CONSIGNES DE TRAVAIL ▸
1. Répondez aux questions suivantes à partir de la recension sur la transition espagnole :
(a) Qui signe la recension, et à quelle date ?
(b) Combien de pages compte l'ouvrage recensé, et quel est son prix ?
(c) Quel fait Sophie Baby réaffirme-t-elle comme central dans le processus de reconstruction du lien politique en Espagne ?
2. Modifiez la partie de la recension qui s'ouvre sur les mots contenant « À propos de : Sophie » et se clôt sur « à marche forcée. » en la recopiant avec « glorifiée » à la place de « idéalisée ».

TEXTE FOURNI ▸
□ □ □ □ □

La douloureuse démocratisation de l’Espagne

À propos de : Sophie Baby, Le mythe de la transition pacifique. Violence et politique en Espagne (1975-1982), Casa De Velazquez


par Sidi N’Diaye , le 12 mars 2014


Alors que la crise économique dégénère en crise de régime en Espagne, le livre de Sophie Baby vient à point en rappeler l’histoire. En dévoilant les violences d’une transition démocratique trop longtemps idéalisée et aujourd’hui remise en cause, sa réflexion fait écho à d’autres situations de pacification nationale conduites à marche forcée.

Recensé : Sophie Baby, Le mythe de la transition pacifique. Violence et politique en Espagne (1975-1982), Madrid, Casa De Velazquez, 2012. 548 p., 59 €.

Dans cet ouvrage, Sophie Baby réexamine et réévalue de manière pertinente un « mythe », celui du passage pacifique de l’Espagne à la démocratie. Elle se propose de « déconstruire cette représentation mythique d’une transition pacifique qui aurait mis fin à un conflit séculaire entre les deux Espagne » (p. 7). Contre l’orthodoxie dominante, contre la lecture « carcérale » et largement partagée d’une transition démocratique négociée par le haut, tenue à l’écart des violences politiques, Sophie Baby réaffirme la centralité du « fait violent » dans le processus de reconstruction du lien politique en Espagne. Loin de considérer cette violence comme un phénomène exceptionnel, sans incidence sur l’histoire politique récente de l’Espagne, l’auteur rompt avec une « illusion bien fondée » pour prendre au sérieux le récit d’une transition démocratique et d’une réconciliation politique moins aseptisée, moins consensuelle.

□ □ □ □ □

DONNÉES EXTRAITES ▸
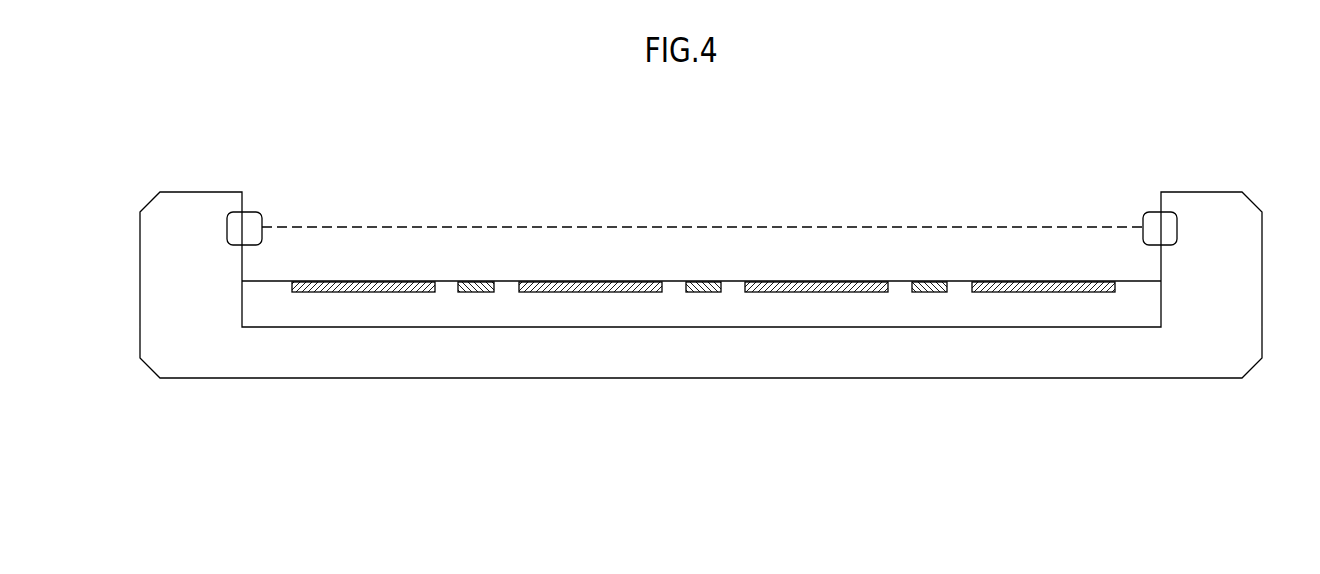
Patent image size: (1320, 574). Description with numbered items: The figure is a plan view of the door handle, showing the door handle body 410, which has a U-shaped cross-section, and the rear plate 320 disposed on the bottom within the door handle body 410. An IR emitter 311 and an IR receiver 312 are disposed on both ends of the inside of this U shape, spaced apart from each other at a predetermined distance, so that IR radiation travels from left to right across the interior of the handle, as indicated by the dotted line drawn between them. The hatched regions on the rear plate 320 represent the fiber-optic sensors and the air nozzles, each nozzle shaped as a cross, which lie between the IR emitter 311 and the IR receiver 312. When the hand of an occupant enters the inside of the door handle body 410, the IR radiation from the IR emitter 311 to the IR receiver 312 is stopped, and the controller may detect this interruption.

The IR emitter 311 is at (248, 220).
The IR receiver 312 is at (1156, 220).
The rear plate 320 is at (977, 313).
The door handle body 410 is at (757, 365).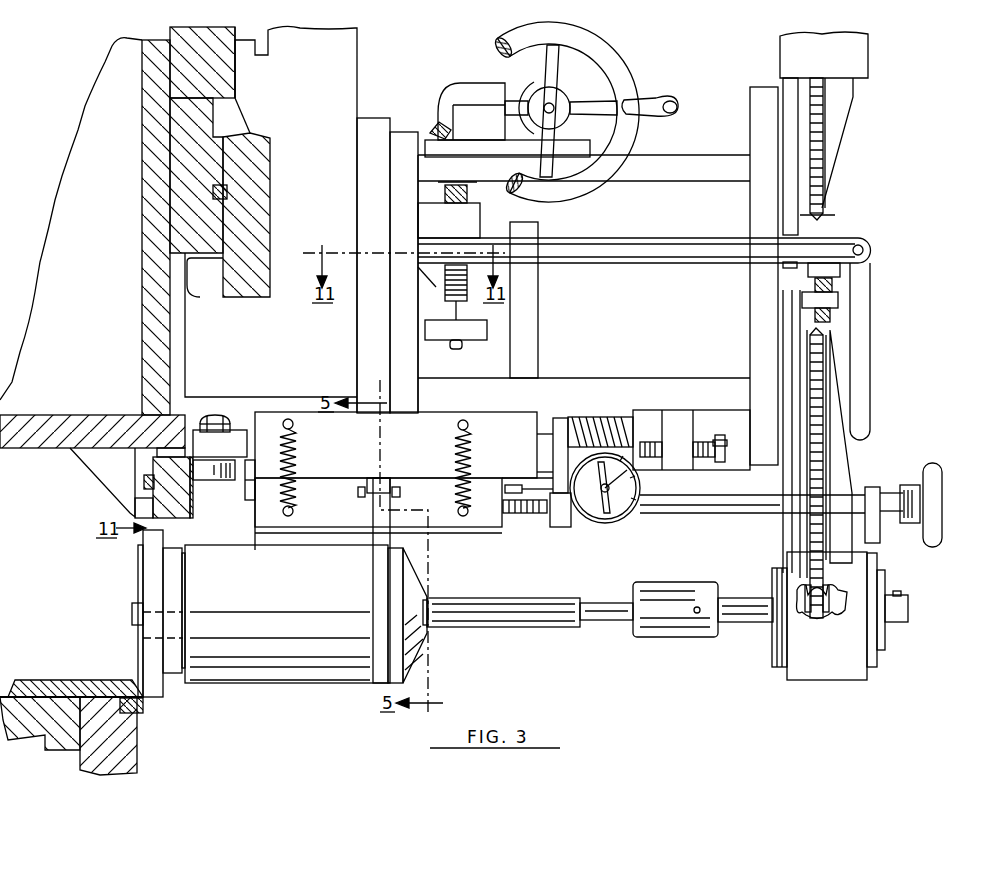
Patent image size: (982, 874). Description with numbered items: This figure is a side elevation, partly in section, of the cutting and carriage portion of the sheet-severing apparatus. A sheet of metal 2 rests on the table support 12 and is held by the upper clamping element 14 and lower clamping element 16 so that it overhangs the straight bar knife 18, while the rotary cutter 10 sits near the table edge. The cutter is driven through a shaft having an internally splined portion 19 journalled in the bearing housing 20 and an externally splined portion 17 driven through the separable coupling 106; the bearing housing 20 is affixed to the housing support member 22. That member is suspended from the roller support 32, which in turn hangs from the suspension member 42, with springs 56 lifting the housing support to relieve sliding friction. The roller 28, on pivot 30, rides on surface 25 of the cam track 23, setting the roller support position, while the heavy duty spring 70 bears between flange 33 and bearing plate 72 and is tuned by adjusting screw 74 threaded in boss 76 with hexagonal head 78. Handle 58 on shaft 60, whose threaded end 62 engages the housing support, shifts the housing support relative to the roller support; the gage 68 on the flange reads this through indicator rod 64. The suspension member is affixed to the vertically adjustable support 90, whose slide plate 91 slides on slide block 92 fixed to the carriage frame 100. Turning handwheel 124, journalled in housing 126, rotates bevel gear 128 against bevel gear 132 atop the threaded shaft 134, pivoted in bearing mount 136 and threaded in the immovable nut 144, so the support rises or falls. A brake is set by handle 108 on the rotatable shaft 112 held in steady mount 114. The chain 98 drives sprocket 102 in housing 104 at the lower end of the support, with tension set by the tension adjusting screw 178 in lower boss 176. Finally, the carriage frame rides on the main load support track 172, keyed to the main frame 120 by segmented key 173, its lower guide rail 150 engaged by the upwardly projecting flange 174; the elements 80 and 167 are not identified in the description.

□ □ □ □ □

CORRIGÉ ▸
1.
(a) Sidi N'Diaye, le 12 mars 2014.
(b) 548 pages, pour 59 €.
(c) Le « fait violent ».

2.
À propos de : Sophie Baby, Le mythe de la transition pacifique. Violence et politique en Espagne (1975-1982), Casa De Velazquez


par Sidi N’Diaye , le 12 mars 2014


Alors que la crise économique dégénère en crise de régime en Espagne, le livre de Sophie Baby vient à point en rappeler l’histoire. En dévoilant les violences d’une transition démocratique trop longtemps glorifiée et aujourd’hui remise en cause, sa réflexion fait écho à d’autres situations de pacification nationale conduites à marche forcée.